(Raw records)
[Start]

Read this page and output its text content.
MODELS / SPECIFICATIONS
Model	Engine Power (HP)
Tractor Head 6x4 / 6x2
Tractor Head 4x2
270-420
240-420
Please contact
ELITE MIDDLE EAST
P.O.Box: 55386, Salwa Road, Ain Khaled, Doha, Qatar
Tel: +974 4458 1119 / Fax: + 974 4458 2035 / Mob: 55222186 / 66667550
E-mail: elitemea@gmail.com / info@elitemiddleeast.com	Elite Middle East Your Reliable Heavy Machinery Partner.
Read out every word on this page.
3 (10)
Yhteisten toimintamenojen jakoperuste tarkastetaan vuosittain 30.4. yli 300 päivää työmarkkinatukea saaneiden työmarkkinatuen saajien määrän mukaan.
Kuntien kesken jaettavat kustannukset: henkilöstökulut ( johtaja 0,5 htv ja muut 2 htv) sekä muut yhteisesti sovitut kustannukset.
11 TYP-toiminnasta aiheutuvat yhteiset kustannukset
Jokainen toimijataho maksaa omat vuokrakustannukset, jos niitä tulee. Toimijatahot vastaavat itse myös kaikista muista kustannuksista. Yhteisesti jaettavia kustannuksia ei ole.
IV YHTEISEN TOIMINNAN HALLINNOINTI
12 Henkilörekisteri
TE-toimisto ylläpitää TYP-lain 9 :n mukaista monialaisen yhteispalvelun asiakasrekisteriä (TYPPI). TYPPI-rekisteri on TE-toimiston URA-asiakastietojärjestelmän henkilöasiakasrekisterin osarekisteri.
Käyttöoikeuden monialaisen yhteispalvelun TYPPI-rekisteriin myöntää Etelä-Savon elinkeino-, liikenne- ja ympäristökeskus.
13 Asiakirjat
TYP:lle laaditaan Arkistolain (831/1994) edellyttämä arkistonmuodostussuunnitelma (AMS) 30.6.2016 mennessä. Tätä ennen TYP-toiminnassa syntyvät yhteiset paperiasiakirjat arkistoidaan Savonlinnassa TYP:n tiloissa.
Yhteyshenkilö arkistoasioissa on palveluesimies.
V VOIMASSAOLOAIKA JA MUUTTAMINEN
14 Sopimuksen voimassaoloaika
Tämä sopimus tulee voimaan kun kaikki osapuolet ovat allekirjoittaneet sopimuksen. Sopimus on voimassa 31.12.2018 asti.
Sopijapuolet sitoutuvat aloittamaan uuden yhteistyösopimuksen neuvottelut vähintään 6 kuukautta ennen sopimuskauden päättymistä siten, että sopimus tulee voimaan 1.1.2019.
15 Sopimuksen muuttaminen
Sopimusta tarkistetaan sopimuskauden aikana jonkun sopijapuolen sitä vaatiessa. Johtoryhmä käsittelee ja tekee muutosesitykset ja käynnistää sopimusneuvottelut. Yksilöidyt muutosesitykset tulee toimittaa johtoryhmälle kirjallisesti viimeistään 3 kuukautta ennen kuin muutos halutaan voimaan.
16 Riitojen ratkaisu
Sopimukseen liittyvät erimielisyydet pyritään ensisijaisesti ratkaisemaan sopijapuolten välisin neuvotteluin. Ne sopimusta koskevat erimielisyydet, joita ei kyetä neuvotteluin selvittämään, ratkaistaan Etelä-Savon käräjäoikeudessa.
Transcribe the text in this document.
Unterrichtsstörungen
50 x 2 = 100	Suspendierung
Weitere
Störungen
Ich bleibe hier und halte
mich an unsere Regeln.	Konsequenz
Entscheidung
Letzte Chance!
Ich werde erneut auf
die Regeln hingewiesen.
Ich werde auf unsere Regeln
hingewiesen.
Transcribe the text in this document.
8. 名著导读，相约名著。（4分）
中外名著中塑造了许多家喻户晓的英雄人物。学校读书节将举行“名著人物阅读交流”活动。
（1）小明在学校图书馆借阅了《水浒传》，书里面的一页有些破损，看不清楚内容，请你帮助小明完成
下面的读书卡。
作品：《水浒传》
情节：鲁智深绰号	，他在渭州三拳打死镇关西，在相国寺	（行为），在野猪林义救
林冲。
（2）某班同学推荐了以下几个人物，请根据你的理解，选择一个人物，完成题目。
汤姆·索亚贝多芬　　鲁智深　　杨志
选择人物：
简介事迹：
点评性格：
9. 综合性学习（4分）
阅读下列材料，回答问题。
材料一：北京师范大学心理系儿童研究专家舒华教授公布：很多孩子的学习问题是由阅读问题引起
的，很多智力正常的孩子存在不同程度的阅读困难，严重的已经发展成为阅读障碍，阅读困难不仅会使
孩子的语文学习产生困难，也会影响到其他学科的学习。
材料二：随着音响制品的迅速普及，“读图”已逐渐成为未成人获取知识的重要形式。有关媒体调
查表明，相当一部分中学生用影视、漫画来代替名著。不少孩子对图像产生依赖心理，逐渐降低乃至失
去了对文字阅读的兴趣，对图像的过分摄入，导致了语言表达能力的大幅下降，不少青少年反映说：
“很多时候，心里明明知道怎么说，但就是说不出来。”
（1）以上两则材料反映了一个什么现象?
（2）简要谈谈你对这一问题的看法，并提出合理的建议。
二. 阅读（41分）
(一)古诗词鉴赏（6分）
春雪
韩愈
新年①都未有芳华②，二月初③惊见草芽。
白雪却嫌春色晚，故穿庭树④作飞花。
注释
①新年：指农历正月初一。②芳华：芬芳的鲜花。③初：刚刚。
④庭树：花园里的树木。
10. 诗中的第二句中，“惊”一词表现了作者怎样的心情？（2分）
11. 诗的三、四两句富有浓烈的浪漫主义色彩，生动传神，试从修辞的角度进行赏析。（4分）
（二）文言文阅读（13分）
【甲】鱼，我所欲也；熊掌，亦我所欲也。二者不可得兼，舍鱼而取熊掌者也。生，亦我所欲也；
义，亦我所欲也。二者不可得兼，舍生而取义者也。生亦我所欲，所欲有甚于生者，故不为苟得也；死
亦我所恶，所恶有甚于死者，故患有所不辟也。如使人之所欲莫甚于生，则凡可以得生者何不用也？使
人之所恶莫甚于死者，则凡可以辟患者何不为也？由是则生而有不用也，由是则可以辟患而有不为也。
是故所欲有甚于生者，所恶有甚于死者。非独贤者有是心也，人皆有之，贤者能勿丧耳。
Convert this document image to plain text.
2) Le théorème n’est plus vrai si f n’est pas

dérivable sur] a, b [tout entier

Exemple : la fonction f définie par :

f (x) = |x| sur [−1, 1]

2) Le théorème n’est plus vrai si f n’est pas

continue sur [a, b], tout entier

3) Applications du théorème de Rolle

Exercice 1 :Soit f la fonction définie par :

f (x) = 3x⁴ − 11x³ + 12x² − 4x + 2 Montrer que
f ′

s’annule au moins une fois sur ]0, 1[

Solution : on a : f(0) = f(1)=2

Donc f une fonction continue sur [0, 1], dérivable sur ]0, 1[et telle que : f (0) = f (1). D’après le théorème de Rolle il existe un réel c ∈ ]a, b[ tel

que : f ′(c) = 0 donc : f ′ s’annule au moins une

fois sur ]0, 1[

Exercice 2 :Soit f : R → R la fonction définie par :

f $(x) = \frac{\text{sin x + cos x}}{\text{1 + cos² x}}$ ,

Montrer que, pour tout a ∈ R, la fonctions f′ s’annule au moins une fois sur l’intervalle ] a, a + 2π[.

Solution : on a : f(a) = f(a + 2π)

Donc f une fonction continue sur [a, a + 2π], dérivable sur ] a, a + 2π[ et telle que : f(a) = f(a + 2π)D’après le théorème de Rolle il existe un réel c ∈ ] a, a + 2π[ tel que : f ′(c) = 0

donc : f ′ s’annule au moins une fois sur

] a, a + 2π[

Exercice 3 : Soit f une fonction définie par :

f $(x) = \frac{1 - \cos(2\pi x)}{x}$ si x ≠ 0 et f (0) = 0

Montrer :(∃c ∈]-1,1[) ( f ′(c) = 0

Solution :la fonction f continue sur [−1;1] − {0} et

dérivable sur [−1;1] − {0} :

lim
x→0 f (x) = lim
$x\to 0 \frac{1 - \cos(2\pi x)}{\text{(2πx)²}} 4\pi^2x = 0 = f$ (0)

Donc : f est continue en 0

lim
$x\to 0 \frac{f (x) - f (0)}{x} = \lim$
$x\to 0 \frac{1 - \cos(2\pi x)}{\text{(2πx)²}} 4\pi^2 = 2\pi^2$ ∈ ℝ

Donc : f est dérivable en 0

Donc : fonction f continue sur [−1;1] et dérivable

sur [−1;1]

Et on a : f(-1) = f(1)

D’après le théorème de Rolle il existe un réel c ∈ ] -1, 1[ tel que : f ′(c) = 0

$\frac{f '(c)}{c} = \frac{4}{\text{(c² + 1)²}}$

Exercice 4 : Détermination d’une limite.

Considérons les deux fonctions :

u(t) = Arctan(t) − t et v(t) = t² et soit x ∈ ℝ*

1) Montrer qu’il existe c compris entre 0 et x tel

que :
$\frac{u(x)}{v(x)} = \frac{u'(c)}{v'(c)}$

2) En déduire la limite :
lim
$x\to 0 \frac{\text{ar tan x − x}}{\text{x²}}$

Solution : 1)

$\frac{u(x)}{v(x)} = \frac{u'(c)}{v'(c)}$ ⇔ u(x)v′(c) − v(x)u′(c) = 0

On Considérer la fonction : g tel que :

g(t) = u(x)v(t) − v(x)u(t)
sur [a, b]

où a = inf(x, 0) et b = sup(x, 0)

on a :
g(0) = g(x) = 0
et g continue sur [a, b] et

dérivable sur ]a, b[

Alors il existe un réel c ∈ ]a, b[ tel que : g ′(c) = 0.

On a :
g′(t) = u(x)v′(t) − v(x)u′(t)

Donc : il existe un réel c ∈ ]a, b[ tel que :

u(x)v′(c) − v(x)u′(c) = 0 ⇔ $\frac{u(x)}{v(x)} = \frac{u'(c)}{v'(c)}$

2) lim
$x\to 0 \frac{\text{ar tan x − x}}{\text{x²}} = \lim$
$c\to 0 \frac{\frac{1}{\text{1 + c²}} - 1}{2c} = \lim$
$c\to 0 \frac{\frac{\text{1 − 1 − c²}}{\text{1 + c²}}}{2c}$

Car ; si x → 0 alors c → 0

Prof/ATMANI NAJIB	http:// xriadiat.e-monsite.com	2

[End]

Pull out every line of the records that includes the string "définie".

Exemple : la fonction f définie par :
Exercice 1 :Soit f la fonction définie par :
Exercice 2 :Soit f : R → R la fonction définie par :
Exercice 3 : Soit f une fonction définie par :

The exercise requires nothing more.